Exercise:
Wherever the word "possible" turns up in a line of the entries, copy that line.

○ ○ ○ ○ ○ ○ ○

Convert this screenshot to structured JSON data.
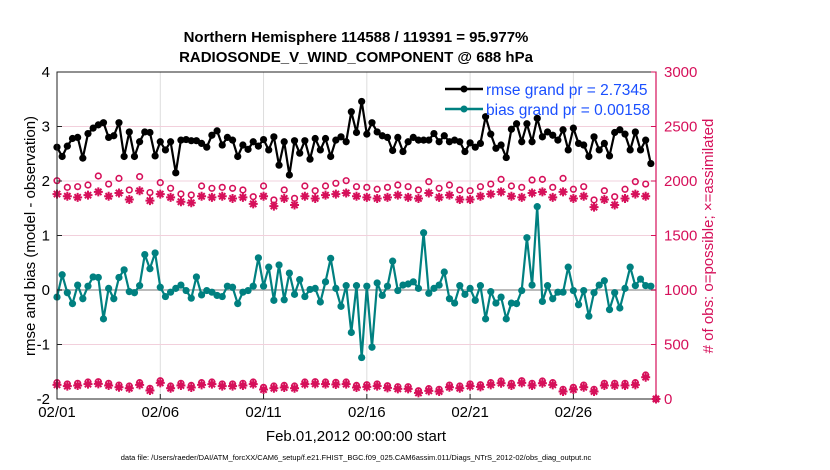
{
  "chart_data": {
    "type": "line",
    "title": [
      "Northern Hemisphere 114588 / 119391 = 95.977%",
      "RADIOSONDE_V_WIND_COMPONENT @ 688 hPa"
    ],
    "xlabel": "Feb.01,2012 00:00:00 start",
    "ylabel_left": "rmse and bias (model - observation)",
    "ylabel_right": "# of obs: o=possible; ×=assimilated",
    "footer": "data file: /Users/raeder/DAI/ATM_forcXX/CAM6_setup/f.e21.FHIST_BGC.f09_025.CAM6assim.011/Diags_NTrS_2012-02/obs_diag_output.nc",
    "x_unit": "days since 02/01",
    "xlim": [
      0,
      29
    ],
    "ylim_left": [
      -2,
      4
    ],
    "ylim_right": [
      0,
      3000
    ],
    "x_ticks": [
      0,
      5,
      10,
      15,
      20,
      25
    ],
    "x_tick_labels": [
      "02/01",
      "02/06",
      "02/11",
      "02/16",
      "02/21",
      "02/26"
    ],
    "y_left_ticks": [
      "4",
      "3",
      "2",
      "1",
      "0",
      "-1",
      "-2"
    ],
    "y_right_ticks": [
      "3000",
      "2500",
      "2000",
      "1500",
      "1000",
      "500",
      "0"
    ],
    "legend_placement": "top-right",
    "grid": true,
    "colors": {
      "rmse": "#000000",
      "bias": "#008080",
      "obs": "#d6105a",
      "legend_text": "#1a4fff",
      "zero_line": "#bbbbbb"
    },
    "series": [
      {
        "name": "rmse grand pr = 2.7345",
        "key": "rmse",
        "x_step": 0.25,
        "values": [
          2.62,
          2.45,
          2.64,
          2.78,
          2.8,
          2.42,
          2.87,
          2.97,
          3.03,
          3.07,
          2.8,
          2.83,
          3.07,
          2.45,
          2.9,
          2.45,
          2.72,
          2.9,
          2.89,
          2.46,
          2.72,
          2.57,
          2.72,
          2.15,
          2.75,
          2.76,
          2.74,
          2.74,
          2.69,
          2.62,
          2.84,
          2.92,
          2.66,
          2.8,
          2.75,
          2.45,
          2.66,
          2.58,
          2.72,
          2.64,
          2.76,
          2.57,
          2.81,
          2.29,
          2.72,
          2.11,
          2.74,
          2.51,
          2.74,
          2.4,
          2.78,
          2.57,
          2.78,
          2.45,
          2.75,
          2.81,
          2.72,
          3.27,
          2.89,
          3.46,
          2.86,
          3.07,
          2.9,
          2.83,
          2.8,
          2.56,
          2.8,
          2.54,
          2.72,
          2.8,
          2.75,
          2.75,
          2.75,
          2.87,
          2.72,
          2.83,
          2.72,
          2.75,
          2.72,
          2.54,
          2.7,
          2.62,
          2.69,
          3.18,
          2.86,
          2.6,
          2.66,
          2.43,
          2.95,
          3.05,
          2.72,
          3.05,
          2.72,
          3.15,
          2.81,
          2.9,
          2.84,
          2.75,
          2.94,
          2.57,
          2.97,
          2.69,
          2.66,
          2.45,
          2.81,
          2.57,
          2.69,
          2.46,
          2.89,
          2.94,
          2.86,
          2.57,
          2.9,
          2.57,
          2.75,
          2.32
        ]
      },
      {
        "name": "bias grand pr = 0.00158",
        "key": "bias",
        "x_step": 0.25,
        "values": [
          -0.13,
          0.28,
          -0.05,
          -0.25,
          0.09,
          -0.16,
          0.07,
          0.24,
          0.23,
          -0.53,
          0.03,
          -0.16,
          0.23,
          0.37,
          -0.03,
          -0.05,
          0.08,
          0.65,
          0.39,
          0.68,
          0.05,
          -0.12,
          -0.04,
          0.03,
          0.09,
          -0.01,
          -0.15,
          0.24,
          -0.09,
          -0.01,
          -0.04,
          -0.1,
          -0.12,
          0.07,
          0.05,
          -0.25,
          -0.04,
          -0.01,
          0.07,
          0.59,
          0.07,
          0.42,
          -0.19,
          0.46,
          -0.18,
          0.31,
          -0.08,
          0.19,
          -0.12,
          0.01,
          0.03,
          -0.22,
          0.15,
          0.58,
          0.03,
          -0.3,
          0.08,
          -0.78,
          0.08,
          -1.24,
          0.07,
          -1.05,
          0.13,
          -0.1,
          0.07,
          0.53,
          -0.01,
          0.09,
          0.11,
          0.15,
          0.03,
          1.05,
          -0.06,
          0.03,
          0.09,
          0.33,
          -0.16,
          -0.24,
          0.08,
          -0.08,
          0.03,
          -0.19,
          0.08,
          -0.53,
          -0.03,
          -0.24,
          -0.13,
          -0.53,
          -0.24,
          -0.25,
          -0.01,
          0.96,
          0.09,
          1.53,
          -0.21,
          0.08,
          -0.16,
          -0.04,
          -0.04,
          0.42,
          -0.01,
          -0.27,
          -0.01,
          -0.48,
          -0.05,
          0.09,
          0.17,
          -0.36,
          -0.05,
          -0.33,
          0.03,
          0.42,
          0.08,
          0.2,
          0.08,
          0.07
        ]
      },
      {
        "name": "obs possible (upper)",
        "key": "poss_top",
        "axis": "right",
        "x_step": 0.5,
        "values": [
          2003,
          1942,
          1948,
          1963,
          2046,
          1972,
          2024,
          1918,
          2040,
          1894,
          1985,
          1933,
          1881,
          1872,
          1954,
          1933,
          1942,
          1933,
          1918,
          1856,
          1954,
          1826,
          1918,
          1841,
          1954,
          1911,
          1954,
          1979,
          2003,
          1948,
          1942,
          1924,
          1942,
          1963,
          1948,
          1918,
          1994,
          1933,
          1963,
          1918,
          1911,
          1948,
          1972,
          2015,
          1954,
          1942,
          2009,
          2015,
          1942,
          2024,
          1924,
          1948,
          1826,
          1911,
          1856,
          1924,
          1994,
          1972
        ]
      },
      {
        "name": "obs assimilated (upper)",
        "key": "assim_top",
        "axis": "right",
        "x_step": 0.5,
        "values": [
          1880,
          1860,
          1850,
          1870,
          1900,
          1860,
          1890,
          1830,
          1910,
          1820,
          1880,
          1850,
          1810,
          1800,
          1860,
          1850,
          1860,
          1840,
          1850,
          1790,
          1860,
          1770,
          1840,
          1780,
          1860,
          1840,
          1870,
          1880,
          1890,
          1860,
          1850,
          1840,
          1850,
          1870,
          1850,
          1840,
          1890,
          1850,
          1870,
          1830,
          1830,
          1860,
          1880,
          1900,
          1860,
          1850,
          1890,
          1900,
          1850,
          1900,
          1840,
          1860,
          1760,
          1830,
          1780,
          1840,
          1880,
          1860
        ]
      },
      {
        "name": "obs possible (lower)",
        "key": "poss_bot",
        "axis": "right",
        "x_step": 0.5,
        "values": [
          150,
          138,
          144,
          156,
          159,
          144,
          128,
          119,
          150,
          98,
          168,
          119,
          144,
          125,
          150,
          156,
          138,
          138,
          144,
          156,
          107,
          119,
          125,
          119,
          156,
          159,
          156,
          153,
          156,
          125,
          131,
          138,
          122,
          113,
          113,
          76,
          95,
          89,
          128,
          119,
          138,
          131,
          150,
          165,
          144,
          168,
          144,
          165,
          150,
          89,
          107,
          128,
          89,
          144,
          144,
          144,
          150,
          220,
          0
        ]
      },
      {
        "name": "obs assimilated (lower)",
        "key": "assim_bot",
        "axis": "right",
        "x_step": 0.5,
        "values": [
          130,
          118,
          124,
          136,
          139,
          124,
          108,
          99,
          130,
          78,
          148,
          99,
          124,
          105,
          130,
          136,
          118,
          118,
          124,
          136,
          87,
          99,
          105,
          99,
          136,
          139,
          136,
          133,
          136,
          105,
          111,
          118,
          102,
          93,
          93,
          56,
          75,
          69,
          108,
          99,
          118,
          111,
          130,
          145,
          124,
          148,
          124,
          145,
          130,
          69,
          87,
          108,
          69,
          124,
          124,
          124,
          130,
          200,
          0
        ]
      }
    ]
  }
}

○ ○ ○ ○ ○ ○ ○

Solution to this exercise:
    "ylabel_right": "# of obs: o=possible; ×=assimilated",
        "name": "obs possible (upper)",
        "name": "obs possible (lower)",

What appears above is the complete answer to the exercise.